## Given text:
++++++

In the last few months, I’ve had many people reach out to me 1:1 because they are worried about the privacy aspects of WebRTC — largely because they heard discussions about “IP disclosure” (which sounded really scary and confusing to them), and I want to provide a coherent, higher level summary of what the real issues are and aren’t.

So with the help of my friends and colleagues at Mozilla and in the greater WebRTC community, I’m going to summarize the concerns and what Mozilla is doing about them.  The Chrome team is also addressing these concerns.

First some background for folks who are new to WebRTC and the topic of IP address gathering:

Real-time applications such as VoIP, video calls and online games work best when media flows directly between the endpoints, producing the lowest latency and the best user experience. In order to establish direct communications, WebRTC uses a technology called ICE. ICE works by collecting every IP address which might be used to reach your browser and shares this with the JS application.

Most user’s computers are behind some type of NAT/router/”home gateway”, which has an external IP address on the internet, and a Local Area Network (LAN) that your machines and devices connect to.  Each machine will have a local IP address on the LAN, which is normally not visible to external sites you connect to.  When a user connects to a site, the external IP address of their NAT is normally visible to the site.

++++++

## Information given:
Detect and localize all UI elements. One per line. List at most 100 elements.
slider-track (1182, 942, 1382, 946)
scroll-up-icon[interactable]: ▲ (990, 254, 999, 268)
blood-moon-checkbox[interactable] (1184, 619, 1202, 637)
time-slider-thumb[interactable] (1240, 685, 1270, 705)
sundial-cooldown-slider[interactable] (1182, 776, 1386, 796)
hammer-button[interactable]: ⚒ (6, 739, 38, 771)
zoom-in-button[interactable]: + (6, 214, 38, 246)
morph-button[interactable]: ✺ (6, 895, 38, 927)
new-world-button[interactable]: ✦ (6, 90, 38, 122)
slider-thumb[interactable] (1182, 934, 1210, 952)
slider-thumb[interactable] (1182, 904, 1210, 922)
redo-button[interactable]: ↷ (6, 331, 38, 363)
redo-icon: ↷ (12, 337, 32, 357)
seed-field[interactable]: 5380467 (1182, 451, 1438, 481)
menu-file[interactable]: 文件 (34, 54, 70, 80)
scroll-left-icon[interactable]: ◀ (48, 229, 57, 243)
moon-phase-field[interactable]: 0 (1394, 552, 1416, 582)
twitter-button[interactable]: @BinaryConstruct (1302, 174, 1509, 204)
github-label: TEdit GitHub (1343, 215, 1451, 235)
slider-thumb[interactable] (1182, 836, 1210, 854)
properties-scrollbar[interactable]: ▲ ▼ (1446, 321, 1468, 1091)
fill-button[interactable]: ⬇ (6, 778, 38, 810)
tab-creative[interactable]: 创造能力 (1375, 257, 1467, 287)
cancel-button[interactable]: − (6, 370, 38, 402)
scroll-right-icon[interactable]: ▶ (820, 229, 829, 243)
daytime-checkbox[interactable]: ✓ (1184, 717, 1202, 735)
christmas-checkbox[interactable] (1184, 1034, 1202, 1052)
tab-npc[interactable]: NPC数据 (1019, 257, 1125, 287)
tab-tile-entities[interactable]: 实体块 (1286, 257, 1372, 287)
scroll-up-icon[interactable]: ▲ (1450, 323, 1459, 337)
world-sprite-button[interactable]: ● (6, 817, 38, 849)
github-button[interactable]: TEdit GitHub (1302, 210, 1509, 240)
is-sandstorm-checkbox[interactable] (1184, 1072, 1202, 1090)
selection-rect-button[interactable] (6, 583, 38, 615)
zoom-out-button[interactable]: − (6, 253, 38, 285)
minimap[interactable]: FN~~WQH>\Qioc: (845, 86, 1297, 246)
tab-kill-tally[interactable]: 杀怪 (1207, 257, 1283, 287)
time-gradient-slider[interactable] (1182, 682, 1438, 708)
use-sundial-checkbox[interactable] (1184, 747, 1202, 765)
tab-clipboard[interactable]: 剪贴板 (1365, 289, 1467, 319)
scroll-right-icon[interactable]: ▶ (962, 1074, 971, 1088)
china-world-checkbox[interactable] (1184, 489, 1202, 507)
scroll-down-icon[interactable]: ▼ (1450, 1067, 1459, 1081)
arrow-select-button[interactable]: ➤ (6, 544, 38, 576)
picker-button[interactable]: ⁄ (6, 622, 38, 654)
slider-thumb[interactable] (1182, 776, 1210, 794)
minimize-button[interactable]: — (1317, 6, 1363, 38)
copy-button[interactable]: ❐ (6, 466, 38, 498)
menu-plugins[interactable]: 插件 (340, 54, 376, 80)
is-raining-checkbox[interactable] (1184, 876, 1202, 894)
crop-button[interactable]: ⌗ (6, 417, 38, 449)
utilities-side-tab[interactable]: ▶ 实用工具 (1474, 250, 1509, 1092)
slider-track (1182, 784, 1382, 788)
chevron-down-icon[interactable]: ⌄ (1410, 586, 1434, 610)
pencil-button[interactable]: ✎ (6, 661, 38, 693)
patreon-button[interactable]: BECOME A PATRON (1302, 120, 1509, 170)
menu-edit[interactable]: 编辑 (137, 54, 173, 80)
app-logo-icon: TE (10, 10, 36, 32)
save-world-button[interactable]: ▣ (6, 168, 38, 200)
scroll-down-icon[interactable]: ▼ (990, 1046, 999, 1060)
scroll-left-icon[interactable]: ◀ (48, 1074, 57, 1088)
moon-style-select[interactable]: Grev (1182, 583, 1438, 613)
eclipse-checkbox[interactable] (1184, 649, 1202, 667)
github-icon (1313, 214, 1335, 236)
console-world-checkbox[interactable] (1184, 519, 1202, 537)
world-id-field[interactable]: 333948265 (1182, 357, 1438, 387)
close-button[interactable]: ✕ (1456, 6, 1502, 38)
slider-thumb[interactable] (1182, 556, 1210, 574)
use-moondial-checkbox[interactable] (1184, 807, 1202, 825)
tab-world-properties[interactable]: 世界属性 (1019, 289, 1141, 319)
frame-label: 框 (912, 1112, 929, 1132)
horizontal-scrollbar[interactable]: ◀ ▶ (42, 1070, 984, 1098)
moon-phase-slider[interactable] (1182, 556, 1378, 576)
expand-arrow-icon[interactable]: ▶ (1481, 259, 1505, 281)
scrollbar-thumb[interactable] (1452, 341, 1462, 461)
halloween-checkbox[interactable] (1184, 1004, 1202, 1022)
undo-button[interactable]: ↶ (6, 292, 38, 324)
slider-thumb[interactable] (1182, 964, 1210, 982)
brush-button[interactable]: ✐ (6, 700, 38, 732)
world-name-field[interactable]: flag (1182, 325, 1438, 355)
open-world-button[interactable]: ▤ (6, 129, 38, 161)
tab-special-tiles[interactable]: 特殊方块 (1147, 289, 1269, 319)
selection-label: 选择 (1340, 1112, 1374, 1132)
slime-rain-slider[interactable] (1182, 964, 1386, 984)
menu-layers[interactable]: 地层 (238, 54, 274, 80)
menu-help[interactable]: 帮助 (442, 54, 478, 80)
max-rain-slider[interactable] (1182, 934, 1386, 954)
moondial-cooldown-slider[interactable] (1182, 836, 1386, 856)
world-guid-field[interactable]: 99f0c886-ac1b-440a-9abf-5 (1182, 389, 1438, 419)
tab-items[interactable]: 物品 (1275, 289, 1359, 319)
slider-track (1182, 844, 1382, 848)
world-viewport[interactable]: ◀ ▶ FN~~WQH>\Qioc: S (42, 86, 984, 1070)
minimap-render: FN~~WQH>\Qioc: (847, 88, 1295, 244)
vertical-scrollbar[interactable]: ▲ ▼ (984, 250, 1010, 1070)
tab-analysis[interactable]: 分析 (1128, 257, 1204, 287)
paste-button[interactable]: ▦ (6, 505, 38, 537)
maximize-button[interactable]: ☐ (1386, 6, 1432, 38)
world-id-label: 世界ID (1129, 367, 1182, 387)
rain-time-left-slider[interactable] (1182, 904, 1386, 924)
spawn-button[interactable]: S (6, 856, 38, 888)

++++++

## Parts of the exercise:
1. In the passage on WebRTC privacy, what technology does WebRTC use to establish direct communications?
2. In the entries, copy every line from the first one down to the line containing "time-slider-thumb[interactable] (1240, 685, 1270, 705)", including both of those lines.

## Per-task outputs:
1. ICE

2.
Detect and localize all UI elements. One per line. List at most 100 elements.
slider-track (1182, 942, 1382, 946)
scroll-up-icon[interactable]: ▲ (990, 254, 999, 268)
blood-moon-checkbox[interactable] (1184, 619, 1202, 637)
time-slider-thumb[interactable] (1240, 685, 1270, 705)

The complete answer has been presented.